Task instructions — Each line below should be reproduced without any alteration.

── Data provided ──

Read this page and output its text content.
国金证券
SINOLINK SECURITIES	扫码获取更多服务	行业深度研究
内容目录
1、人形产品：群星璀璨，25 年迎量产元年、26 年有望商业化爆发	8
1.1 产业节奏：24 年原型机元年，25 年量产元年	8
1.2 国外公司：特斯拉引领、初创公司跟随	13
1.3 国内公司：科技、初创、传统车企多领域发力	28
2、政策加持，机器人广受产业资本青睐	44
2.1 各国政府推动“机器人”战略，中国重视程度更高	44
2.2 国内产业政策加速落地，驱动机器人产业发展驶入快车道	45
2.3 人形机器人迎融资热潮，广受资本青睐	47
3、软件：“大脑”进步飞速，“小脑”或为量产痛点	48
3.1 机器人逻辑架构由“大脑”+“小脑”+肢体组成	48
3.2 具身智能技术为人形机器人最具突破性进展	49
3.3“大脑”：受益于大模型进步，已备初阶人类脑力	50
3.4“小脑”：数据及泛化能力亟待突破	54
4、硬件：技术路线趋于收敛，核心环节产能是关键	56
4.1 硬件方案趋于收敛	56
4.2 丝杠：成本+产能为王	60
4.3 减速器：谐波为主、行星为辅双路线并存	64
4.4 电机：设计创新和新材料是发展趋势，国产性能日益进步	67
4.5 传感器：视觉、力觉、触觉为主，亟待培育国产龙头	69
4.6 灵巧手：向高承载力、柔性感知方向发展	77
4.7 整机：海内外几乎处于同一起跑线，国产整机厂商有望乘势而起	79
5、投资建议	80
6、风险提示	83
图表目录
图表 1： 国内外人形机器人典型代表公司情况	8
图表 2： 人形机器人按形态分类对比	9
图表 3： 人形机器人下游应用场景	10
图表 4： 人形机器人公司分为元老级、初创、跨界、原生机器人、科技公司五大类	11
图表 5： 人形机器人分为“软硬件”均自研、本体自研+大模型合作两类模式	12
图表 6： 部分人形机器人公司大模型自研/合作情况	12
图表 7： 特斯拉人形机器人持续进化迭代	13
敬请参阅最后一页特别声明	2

───

Solution to the exercise —
Read this page and output its text content.
国金证券
SINOLINK SECURITIES	扫码获取更多服务	行业深度研究
内容目录
1、人形产品：群星璀璨，25 年迎量产元年、26 年有望商业化爆发	8
1.1 产业节奏：24 年原型机元年，25 年量产元年	8
1.2 国外公司：特斯拉引领、初创公司跟随	13
1.3 国内公司：科技、初创、传统车企多领域发力	28
2、政策加持，机器人广受产业资本青睐	44
2.1 各国政府推动“机器人”战略，中国重视程度更高	44
2.2 国内产业政策加速落地，驱动机器人产业发展驶入快车道	45
2.3 人形机器人迎融资热潮，广受资本青睐	47
3、软件：“大脑”进步飞速，“小脑”或为量产痛点	48
3.1 机器人逻辑架构由“大脑”+“小脑”+肢体组成	48
3.2 具身智能技术为人形机器人最具突破性进展	49
3.3“大脑”：受益于大模型进步，已备初阶人类脑力	50
3.4“小脑”：数据及泛化能力亟待突破	54
4、硬件：技术路线趋于收敛，核心环节产能是关键	56
4.1 硬件方案趋于收敛	56
4.2 丝杠：成本+产能为王	60
4.3 减速器：谐波为主、行星为辅双路线并存	64
4.4 电机：设计创新和新材料是发展趋势，国产性能日益进步	67
4.5 传感器：视觉、力觉、触觉为主，亟待培育国产龙头	69
4.6 灵巧手：向高承载力、柔性感知方向发展	77
4.7 整机：海内外几乎处于同一起跑线，国产整机厂商有望乘势而起	79
5、投资建议	80
6、风险提示	83
图表目录
图表 1： 国内外人形机器人典型代表公司情况	8
图表 2： 人形机器人按形态分类对比	9
图表 3： 人形机器人下游应用场景	10
图表 4： 人形机器人公司分为元老级、初创、跨界、原生机器人、科技公司五大类	11
图表 5： 人形机器人分为“软硬件”均自研、本体自研+大模型合作两类模式	12
图表 6： 部分人形机器人公司大模型自研/合作情况	12
图表 7： 特斯拉人形机器人持续进化迭代	13
敬请参阅最后一页特别声明	2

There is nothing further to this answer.